WHAT NEEDS TO BE DONE
Identify each line below containing the string "sishi" and copy it.

THE DATA

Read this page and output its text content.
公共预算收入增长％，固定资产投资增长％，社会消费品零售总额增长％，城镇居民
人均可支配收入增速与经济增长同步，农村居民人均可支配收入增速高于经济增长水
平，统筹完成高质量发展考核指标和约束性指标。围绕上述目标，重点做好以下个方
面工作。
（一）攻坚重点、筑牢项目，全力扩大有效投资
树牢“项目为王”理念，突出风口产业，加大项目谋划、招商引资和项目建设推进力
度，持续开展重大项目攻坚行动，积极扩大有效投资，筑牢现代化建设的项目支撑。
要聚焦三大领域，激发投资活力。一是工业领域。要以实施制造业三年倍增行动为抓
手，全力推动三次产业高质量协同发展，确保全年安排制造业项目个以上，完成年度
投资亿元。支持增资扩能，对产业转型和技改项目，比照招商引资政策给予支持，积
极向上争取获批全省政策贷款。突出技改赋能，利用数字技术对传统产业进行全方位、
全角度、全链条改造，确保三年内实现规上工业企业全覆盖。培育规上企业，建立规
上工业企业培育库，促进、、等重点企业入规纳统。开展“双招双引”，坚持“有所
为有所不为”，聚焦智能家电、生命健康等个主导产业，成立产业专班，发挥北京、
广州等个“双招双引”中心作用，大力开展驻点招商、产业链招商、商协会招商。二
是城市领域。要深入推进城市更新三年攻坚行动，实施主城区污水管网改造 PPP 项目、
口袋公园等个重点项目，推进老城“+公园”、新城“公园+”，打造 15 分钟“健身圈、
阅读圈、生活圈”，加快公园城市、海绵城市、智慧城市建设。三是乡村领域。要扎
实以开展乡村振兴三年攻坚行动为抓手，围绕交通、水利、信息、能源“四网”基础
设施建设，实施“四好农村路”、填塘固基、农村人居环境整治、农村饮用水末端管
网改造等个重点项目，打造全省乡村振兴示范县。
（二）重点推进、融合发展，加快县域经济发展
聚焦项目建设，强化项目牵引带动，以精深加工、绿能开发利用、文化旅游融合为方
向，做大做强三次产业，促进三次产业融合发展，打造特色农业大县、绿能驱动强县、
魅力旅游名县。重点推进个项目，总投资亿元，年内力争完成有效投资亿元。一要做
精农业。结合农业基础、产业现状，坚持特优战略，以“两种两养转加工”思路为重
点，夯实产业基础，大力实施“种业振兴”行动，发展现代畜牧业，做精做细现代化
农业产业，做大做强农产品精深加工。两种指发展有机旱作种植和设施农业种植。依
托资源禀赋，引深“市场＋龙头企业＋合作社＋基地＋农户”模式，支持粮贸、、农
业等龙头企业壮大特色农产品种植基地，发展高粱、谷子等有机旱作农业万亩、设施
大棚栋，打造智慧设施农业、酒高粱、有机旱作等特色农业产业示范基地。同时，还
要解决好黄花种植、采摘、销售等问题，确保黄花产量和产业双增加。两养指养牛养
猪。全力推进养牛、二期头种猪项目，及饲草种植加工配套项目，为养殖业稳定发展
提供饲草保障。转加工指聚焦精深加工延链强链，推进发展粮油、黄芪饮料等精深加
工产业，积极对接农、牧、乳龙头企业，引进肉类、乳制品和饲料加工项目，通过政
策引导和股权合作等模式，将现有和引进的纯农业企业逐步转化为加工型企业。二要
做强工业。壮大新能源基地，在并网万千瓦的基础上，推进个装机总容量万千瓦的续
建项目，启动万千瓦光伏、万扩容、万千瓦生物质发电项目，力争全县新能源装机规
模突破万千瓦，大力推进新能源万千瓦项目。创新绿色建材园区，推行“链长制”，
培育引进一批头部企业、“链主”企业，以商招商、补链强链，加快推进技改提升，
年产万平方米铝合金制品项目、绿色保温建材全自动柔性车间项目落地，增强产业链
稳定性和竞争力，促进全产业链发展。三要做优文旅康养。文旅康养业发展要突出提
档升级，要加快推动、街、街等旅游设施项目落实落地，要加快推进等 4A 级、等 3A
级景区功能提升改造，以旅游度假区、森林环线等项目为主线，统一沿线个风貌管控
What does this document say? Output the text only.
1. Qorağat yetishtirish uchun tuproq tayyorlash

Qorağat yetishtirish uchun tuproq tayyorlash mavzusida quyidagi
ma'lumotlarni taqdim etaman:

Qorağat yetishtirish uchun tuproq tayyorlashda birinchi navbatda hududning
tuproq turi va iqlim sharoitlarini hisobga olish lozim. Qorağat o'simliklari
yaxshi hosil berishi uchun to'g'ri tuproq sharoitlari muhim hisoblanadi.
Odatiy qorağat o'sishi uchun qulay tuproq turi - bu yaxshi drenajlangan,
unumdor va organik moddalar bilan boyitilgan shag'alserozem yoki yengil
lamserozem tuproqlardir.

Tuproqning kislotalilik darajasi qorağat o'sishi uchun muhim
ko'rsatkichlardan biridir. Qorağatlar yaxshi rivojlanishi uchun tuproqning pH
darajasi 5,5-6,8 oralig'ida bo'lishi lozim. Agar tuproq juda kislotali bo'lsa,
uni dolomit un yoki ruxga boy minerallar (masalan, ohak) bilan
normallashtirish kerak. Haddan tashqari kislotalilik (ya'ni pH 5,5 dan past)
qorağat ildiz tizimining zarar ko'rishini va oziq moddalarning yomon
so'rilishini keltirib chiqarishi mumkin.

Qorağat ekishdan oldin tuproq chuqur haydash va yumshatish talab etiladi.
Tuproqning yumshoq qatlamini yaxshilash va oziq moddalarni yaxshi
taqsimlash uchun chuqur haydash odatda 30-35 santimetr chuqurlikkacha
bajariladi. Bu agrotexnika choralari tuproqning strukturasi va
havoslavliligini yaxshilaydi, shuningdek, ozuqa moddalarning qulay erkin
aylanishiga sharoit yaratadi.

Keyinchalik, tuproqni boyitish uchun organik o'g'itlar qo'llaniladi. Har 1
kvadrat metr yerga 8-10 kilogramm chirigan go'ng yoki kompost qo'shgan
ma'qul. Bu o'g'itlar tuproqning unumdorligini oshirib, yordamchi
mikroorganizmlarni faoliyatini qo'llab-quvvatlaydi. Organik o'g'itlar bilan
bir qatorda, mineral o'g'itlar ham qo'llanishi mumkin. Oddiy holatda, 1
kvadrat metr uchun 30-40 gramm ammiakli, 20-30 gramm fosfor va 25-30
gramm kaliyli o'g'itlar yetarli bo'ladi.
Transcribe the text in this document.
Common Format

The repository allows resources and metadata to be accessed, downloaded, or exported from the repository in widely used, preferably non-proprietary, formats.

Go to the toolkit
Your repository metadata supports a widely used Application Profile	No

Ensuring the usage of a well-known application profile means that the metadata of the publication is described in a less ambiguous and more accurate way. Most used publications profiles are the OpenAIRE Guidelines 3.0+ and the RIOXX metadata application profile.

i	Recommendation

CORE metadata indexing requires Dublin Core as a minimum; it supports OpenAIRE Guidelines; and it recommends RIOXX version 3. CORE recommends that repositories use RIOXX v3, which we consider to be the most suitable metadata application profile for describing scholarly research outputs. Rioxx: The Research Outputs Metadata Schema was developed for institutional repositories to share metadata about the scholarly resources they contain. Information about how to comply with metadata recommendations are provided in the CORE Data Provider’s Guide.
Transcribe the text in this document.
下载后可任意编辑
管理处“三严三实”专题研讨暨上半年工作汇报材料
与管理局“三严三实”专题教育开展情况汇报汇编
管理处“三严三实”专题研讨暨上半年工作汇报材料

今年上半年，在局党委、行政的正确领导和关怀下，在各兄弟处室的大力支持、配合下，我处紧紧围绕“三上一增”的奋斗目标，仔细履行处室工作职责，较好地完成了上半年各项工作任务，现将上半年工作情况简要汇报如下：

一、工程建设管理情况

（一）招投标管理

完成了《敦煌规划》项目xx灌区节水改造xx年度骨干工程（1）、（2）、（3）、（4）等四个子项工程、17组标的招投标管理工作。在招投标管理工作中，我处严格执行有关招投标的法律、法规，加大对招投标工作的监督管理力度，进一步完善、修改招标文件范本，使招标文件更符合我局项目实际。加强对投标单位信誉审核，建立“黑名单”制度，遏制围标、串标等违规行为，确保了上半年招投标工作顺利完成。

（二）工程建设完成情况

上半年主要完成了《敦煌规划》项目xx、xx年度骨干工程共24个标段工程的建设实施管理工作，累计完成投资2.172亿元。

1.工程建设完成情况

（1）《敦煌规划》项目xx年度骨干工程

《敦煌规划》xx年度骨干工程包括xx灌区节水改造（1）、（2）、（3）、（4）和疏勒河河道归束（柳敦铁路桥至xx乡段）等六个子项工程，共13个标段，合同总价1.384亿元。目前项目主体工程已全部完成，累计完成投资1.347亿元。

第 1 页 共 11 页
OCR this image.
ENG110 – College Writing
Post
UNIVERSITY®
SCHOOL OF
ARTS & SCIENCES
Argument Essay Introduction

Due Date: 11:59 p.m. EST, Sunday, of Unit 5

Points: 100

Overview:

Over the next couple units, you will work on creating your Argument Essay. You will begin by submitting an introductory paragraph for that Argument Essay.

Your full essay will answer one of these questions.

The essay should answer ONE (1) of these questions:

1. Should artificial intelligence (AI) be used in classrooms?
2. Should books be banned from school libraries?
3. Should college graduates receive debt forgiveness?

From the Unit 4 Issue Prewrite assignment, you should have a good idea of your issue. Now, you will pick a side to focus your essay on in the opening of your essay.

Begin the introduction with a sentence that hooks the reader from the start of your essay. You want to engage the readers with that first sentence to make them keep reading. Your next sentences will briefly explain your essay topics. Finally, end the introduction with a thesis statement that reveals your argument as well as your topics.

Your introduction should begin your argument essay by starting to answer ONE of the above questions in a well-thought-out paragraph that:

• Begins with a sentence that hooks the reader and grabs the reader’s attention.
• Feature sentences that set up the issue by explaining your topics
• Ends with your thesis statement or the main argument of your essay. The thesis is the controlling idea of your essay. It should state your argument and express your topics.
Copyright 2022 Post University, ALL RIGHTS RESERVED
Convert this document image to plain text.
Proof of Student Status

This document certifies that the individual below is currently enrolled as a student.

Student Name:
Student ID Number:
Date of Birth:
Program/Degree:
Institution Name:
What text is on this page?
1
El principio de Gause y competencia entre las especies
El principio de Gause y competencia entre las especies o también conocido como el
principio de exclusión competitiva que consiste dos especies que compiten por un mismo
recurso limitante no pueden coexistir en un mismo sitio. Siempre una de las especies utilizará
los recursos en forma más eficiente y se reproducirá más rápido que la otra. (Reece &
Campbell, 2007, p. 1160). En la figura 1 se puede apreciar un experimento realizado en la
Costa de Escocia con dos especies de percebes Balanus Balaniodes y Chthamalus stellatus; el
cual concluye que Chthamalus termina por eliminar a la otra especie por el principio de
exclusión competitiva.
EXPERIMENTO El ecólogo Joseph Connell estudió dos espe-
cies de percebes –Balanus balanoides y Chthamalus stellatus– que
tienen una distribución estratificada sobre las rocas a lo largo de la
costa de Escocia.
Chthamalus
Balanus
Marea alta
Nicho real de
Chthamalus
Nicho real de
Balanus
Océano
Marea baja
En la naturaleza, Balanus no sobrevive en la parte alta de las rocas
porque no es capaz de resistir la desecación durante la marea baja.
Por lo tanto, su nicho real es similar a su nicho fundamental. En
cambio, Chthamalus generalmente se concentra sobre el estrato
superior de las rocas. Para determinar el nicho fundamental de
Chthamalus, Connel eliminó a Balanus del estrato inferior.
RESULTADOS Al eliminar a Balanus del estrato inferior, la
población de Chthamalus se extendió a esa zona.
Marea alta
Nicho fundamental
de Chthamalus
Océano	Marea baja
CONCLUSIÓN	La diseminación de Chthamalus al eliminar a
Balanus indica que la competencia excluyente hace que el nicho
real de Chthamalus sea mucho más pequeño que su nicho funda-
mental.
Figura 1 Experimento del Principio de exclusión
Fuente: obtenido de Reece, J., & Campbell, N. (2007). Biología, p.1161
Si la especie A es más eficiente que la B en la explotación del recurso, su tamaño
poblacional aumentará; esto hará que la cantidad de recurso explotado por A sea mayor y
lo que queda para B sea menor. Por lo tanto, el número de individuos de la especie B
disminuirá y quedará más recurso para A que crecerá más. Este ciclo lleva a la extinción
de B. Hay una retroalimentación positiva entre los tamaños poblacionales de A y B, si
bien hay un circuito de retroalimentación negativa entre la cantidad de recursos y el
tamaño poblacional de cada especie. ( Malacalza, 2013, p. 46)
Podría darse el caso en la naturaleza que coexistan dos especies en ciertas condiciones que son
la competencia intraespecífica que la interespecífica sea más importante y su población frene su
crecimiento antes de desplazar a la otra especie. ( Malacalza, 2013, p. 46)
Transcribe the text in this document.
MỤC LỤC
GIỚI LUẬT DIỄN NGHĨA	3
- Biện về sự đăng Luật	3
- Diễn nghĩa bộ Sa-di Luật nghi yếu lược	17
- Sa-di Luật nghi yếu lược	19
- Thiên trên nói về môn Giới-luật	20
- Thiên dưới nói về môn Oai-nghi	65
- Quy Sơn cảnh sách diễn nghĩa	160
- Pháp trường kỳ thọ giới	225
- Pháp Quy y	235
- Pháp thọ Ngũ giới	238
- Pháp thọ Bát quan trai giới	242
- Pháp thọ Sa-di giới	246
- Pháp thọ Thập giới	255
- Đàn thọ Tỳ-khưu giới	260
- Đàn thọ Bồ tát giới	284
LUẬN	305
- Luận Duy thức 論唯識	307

EXERCISE SOLUTION
Odatiy qorağat o'sishi uchun qulay tuproq turi - bu yaxshi drenajlangan,
Tuproqning kislotalilik darajasi qorağat o'sishi uchun muhim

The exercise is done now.